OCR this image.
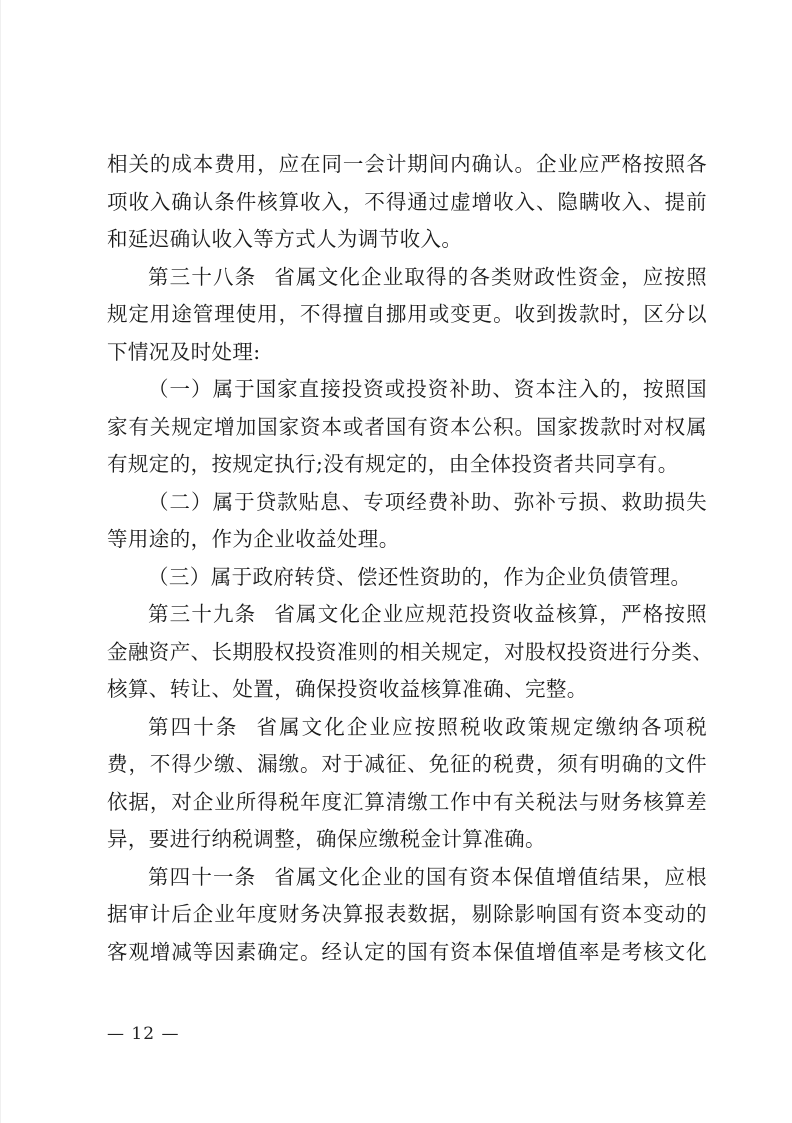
相关的成本费用，应在同一会计期间内确认。企业应严格按照各
项收入确认条件核算收入，不得通过虚增收入、隐瞒收入、提前
和延迟确认收入等方式人为调节收入。
第三十八条 省属文化企业取得的各类财政性资金，应按照
规定用途管理使用，不得擅自挪用或变更。收到拨款时，区分以
下情况及时处理:
（一）属于国家直接投资或投资补助、资本注入的，按照国
家有关规定增加国家资本或者国有资本公积。国家拨款时对权属
有规定的，按规定执行;没有规定的，由全体投资者共同享有。
（二）属于贷款贴息、专项经费补助、弥补亏损、救助损失
等用途的，作为企业收益处理。
（三）属于政府转贷、偿还性资助的，作为企业负债管理。
第三十九条 省属文化企业应规范投资收益核算，严格按照
金融资产、长期股权投资准则的相关规定，对股权投资进行分类、
核算、转让、处置，确保投资收益核算准确、完整。
第四十条 省属文化企业应按照税收政策规定缴纳各项税
费，不得少缴、漏缴。对于减征、免征的税费，须有明确的文件
依据，对企业所得税年度汇算清缴工作中有关税法与财务核算差
异，要进行纳税调整，确保应缴税金计算准确。
第四十一条 省属文化企业的国有资本保值增值结果，应根
据审计后企业年度财务决算报表数据，剔除影响国有资本变动的
客观增减等因素确定。经认定的国有资本保值增值率是考核文化
— 12 —
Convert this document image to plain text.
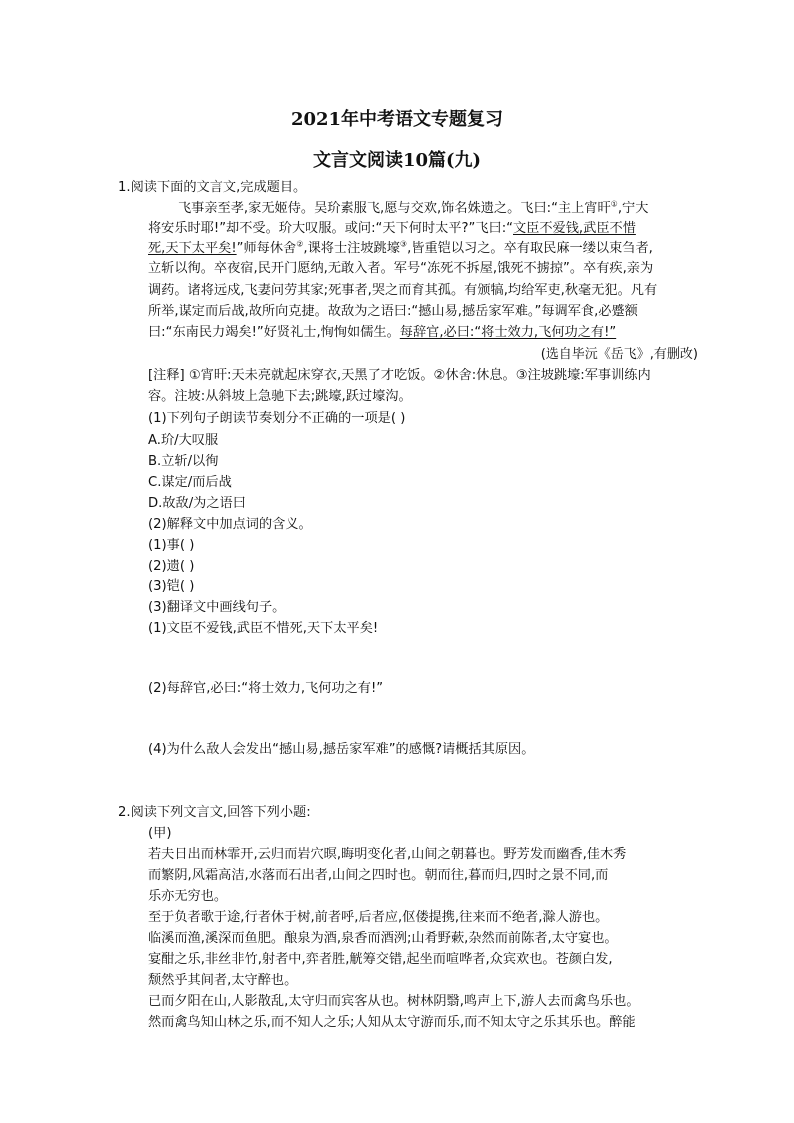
2021年中考语文专题复习
文言文阅读10篇(九)
1.阅读下面的文言文,完成题目。
飞事亲至孝,家无姬侍。吴玠素服飞,愿与交欢,饰名姝遗之。飞曰:“主上宵旰①,宁大
将安乐时耶!”却不受。玠大叹服。或问:“天下何时太平?”飞曰:“文臣不爱钱,武臣不惜
死,天下太平矣!”师每休舍②,课将士注坡跳壕③,皆重铠以习之。卒有取民麻一缕以束刍者,
立斩以徇。卒夜宿,民开门愿纳,无敢入者。军号“冻死不拆屋,饿死不掳掠”。卒有疾,亲为
调药。诸将远戍,飞妻问劳其家;死事者,哭之而育其孤。有颁犒,均给军吏,秋毫无犯。凡有
所举,谋定而后战,故所向克捷。故敌为之语曰:“撼山易,撼岳家军难。”每调军食,必蹙额
曰:“东南民力竭矣!”好贤礼士,恂恂如儒生。每辞官,必曰:“将士效力,飞何功之有!”
(选自毕沅《岳飞》,有删改)
[注释] ①宵旰:天未亮就起床穿衣,天黑了才吃饭。②休舍:休息。③注坡跳壕:军事训练内
容。注坡:从斜坡上急驰下去;跳壕,跃过壕沟。
(1)下列句子朗读节奏划分不正确的一项是( )
A.玠/大叹服
B.立斩/以徇
C.谋定/而后战
D.故敌/为之语曰
(2)解释文中加点词的含义。
(1)事( )
(2)遗( )
(3)铠( )
(3)翻译文中画线句子。
(1)文臣不爱钱,武臣不惜死,天下太平矣!
(2)每辞官,必曰:“将士效力,飞何功之有!”
(4)为什么敌人会发出“撼山易,撼岳家军难”的感慨?请概括其原因。
2.阅读下列文言文,回答下列小题:
(甲)
若夫日出而林霏开,云归而岩穴暝,晦明变化者,山间之朝暮也。野芳发而幽香,佳木秀
而繁阴,风霜高洁,水落而石出者,山间之四时也。朝而往,暮而归,四时之景不同,而
乐亦无穷也。
至于负者歌于途,行者休于树,前者呼,后者应,伛偻提携,往来而不绝者,滁人游也。
临溪而渔,溪深而鱼肥。酿泉为酒,泉香而酒洌;山肴野蔌,杂然而前陈者,太守宴也。
宴酣之乐,非丝非竹,射者中,弈者胜,觥筹交错,起坐而喧哗者,众宾欢也。苍颜白发,
颓然乎其间者,太守醉也。
已而夕阳在山,人影散乱,太守归而宾客从也。树林阴翳,鸣声上下,游人去而禽鸟乐也。
然而禽鸟知山林之乐,而不知人之乐;人知从太守游而乐,而不知太守之乐其乐也。醉能
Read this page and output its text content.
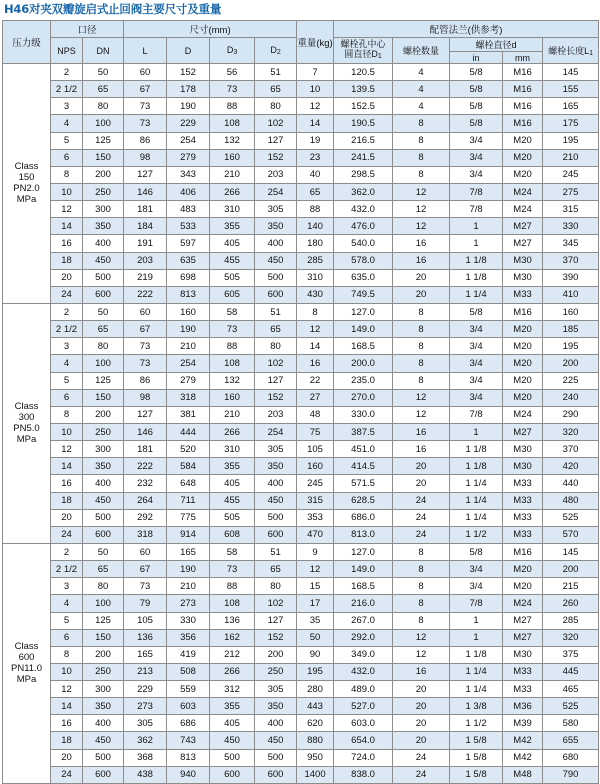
H46对夹双瓣旋启式止回阀主要尺寸及重量
压力级	口径		尺寸(mm)				重量(kg)	配管法兰(供参考)				
	NPS	DN	L	D	$D_3$	$D_2$		螺栓孔中心
圆直径$D_1$	螺栓数量	螺栓直径d		螺栓长度$L_1$
										in	mm	

Class
150
PN2.0
MPa	2	50	60	152	56	51	7	120.5	4	5/8	M16	145
	2 1/2	65	67	178	73	65	10	139.5	4	5/8	M16	155
	3	80	73	190	88	80	12	152.5	4	5/8	M16	165
	4	100	73	229	108	102	14	190.5	8	5/8	M16	175
	5	125	86	254	132	127	19	216.5	8	3/4	M20	195
	6	150	98	279	160	152	23	241.5	8	3/4	M20	210
	8	200	127	343	210	203	40	298.5	8	3/4	M20	245
	10	250	146	406	266	254	65	362.0	12	7/8	M24	275
	12	300	181	483	310	305	88	432.0	12	7/8	M24	315
	14	350	184	533	355	350	140	476.0	12	1	M27	330
	16	400	191	597	405	400	180	540.0	16	1	M27	345
	18	450	203	635	455	450	285	578.0	16	1 1/8	M30	370
	20	500	219	698	505	500	310	635.0	20	1 1/8	M30	390
	24	600	222	813	605	600	430	749.5	20	1 1/4	M33	410

Class
300
PN5.0
MPa	2	50	60	160	58	51	8	127.0	8	5/8	M16	160
	2 1/2	65	67	190	73	65	12	149.0	8	3/4	M20	185
	3	80	73	210	88	80	14	168.5	8	3/4	M20	195
	4	100	73	254	108	102	16	200.0	8	3/4	M20	200
	5	125	86	279	132	127	22	235.0	8	3/4	M20	225
	6	150	98	318	160	152	27	270.0	12	3/4	M20	240
	8	200	127	381	210	203	48	330.0	12	7/8	M24	290
	10	250	146	444	266	254	75	387.5	16	1	M27	320
	12	300	181	520	310	305	105	451.0	16	1 1/8	M30	370
	14	350	222	584	355	350	160	414.5	20	1 1/8	M30	420
	16	400	232	648	405	400	245	571.5	20	1 1/4	M33	440
	18	450	264	711	455	450	315	628.5	24	1 1/4	M33	480
	20	500	292	775	505	500	353	686.0	24	1 1/4	M33	525
	24	600	318	914	608	600	470	813.0	24	1 1/2	M33	570

Class
600
PN11.0
MPa	2	50	60	165	58	51	9	127.0	8	5/8	M16	145
	2 1/2	65	67	190	73	65	12	149.0	8	3/4	M20	200
	3	80	73	210	88	80	15	168.5	8	3/4	M20	215
	4	100	79	273	108	102	17	216.0	8	7/8	M24	260
	5	125	105	330	136	127	35	267.0	8	1	M27	285
	6	150	136	356	162	152	50	292.0	12	1	M27	320
	8	200	165	419	212	200	90	349.0	12	1 1/8	M30	375
	10	250	213	508	266	250	195	432.0	16	1 1/4	M33	445
	12	300	229	559	312	305	280	489.0	20	1 1/4	M33	465
	14	350	273	603	355	350	443	527.0	20	1 3/8	M36	525
	16	400	305	686	405	400	620	603.0	20	1 1/2	M39	580
	18	450	362	743	450	450	880	654.0	20	1 5/8	M42	655
	20	500	368	813	500	500	950	724.0	24	1 5/8	M42	680
	24	600	438	940	600	600	1400	838.0	24	1 5/8	M48	790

What you need to do. Copy the whole listing above word for word but do not carry over the pictures.

Correct result.
OCR this image.
相关的成本费用，应在同一会计期间内确认。企业应严格按照各
项收入确认条件核算收入，不得通过虚增收入、隐瞒收入、提前
和延迟确认收入等方式人为调节收入。
第三十八条 省属文化企业取得的各类财政性资金，应按照
规定用途管理使用，不得擅自挪用或变更。收到拨款时，区分以
下情况及时处理:
（一）属于国家直接投资或投资补助、资本注入的，按照国
家有关规定增加国家资本或者国有资本公积。国家拨款时对权属
有规定的，按规定执行;没有规定的，由全体投资者共同享有。
（二）属于贷款贴息、专项经费补助、弥补亏损、救助损失
等用途的，作为企业收益处理。
（三）属于政府转贷、偿还性资助的，作为企业负债管理。
第三十九条 省属文化企业应规范投资收益核算，严格按照
金融资产、长期股权投资准则的相关规定，对股权投资进行分类、
核算、转让、处置，确保投资收益核算准确、完整。
第四十条 省属文化企业应按照税收政策规定缴纳各项税
费，不得少缴、漏缴。对于减征、免征的税费，须有明确的文件
依据，对企业所得税年度汇算清缴工作中有关税法与财务核算差
异，要进行纳税调整，确保应缴税金计算准确。
第四十一条 省属文化企业的国有资本保值增值结果，应根
据审计后企业年度财务决算报表数据，剔除影响国有资本变动的
客观增减等因素确定。经认定的国有资本保值增值率是考核文化
— 12 —
Convert this document image to plain text.
2021年中考语文专题复习
文言文阅读10篇(九)
1.阅读下面的文言文,完成题目。
飞事亲至孝,家无姬侍。吴玠素服飞,愿与交欢,饰名姝遗之。飞曰:“主上宵旰①,宁大
将安乐时耶!”却不受。玠大叹服。或问:“天下何时太平?”飞曰:“文臣不爱钱,武臣不惜
死,天下太平矣!”师每休舍②,课将士注坡跳壕③,皆重铠以习之。卒有取民麻一缕以束刍者,
立斩以徇。卒夜宿,民开门愿纳,无敢入者。军号“冻死不拆屋,饿死不掳掠”。卒有疾,亲为
调药。诸将远戍,飞妻问劳其家;死事者,哭之而育其孤。有颁犒,均给军吏,秋毫无犯。凡有
所举,谋定而后战,故所向克捷。故敌为之语曰:“撼山易,撼岳家军难。”每调军食,必蹙额
曰:“东南民力竭矣!”好贤礼士,恂恂如儒生。每辞官,必曰:“将士效力,飞何功之有!”
(选自毕沅《岳飞》,有删改)
[注释] ①宵旰:天未亮就起床穿衣,天黑了才吃饭。②休舍:休息。③注坡跳壕:军事训练内
容。注坡:从斜坡上急驰下去;跳壕,跃过壕沟。
(1)下列句子朗读节奏划分不正确的一项是( )
A.玠/大叹服
B.立斩/以徇
C.谋定/而后战
D.故敌/为之语曰
(2)解释文中加点词的含义。
(1)事( )
(2)遗( )
(3)铠( )
(3)翻译文中画线句子。
(1)文臣不爱钱,武臣不惜死,天下太平矣!
(2)每辞官,必曰:“将士效力,飞何功之有!”
(4)为什么敌人会发出“撼山易,撼岳家军难”的感慨?请概括其原因。
2.阅读下列文言文,回答下列小题:
(甲)
若夫日出而林霏开,云归而岩穴暝,晦明变化者,山间之朝暮也。野芳发而幽香,佳木秀
而繁阴,风霜高洁,水落而石出者,山间之四时也。朝而往,暮而归,四时之景不同,而
乐亦无穷也。
至于负者歌于途,行者休于树,前者呼,后者应,伛偻提携,往来而不绝者,滁人游也。
临溪而渔,溪深而鱼肥。酿泉为酒,泉香而酒洌;山肴野蔌,杂然而前陈者,太守宴也。
宴酣之乐,非丝非竹,射者中,弈者胜,觥筹交错,起坐而喧哗者,众宾欢也。苍颜白发,
颓然乎其间者,太守醉也。
已而夕阳在山,人影散乱,太守归而宾客从也。树林阴翳,鸣声上下,游人去而禽鸟乐也。
然而禽鸟知山林之乐,而不知人之乐;人知从太守游而乐,而不知太守之乐其乐也。醉能
Read this page and output its text content.
H46对夹双瓣旋启式止回阀主要尺寸及重量
压力级	口径		尺寸(mm)				重量(kg)	配管法兰(供参考)				
	NPS	DN	L	D	$D_3$	$D_2$		螺栓孔中心
圆直径$D_1$	螺栓数量	螺栓直径d		螺栓长度$L_1$
										in	mm	

Class
150
PN2.0
MPa	2	50	60	152	56	51	7	120.5	4	5/8	M16	145
	2 1/2	65	67	178	73	65	10	139.5	4	5/8	M16	155
	3	80	73	190	88	80	12	152.5	4	5/8	M16	165
	4	100	73	229	108	102	14	190.5	8	5/8	M16	175
	5	125	86	254	132	127	19	216.5	8	3/4	M20	195
	6	150	98	279	160	152	23	241.5	8	3/4	M20	210
	8	200	127	343	210	203	40	298.5	8	3/4	M20	245
	10	250	146	406	266	254	65	362.0	12	7/8	M24	275
	12	300	181	483	310	305	88	432.0	12	7/8	M24	315
	14	350	184	533	355	350	140	476.0	12	1	M27	330
	16	400	191	597	405	400	180	540.0	16	1	M27	345
	18	450	203	635	455	450	285	578.0	16	1 1/8	M30	370
	20	500	219	698	505	500	310	635.0	20	1 1/8	M30	390
	24	600	222	813	605	600	430	749.5	20	1 1/4	M33	410

Class
300
PN5.0
MPa	2	50	60	160	58	51	8	127.0	8	5/8	M16	160
	2 1/2	65	67	190	73	65	12	149.0	8	3/4	M20	185
	3	80	73	210	88	80	14	168.5	8	3/4	M20	195
	4	100	73	254	108	102	16	200.0	8	3/4	M20	200
	5	125	86	279	132	127	22	235.0	8	3/4	M20	225
	6	150	98	318	160	152	27	270.0	12	3/4	M20	240
	8	200	127	381	210	203	48	330.0	12	7/8	M24	290
	10	250	146	444	266	254	75	387.5	16	1	M27	320
	12	300	181	520	310	305	105	451.0	16	1 1/8	M30	370
	14	350	222	584	355	350	160	414.5	20	1 1/8	M30	420
	16	400	232	648	405	400	245	571.5	20	1 1/4	M33	440
	18	450	264	711	455	450	315	628.5	24	1 1/4	M33	480
	20	500	292	775	505	500	353	686.0	24	1 1/4	M33	525
	24	600	318	914	608	600	470	813.0	24	1 1/2	M33	570

Class
600
PN11.0
MPa	2	50	60	165	58	51	9	127.0	8	5/8	M16	145
	2 1/2	65	67	190	73	65	12	149.0	8	3/4	M20	200
	3	80	73	210	88	80	15	168.5	8	3/4	M20	215
	4	100	79	273	108	102	17	216.0	8	7/8	M24	260
	5	125	105	330	136	127	35	267.0	8	1	M27	285
	6	150	136	356	162	152	50	292.0	12	1	M27	320
	8	200	165	419	212	200	90	349.0	12	1 1/8	M30	375
	10	250	213	508	266	250	195	432.0	16	1 1/4	M33	445
	12	300	229	559	312	305	280	489.0	20	1 1/4	M33	465
	14	350	273	603	355	350	443	527.0	20	1 3/8	M36	525
	16	400	305	686	405	400	620	603.0	20	1 1/2	M39	580
	18	450	362	743	450	450	880	654.0	20	1 5/8	M42	655
	20	500	368	813	500	500	950	724.0	24	1 5/8	M42	680
	24	600	438	940	600	600	1400	838.0	24	1 5/8	M48	790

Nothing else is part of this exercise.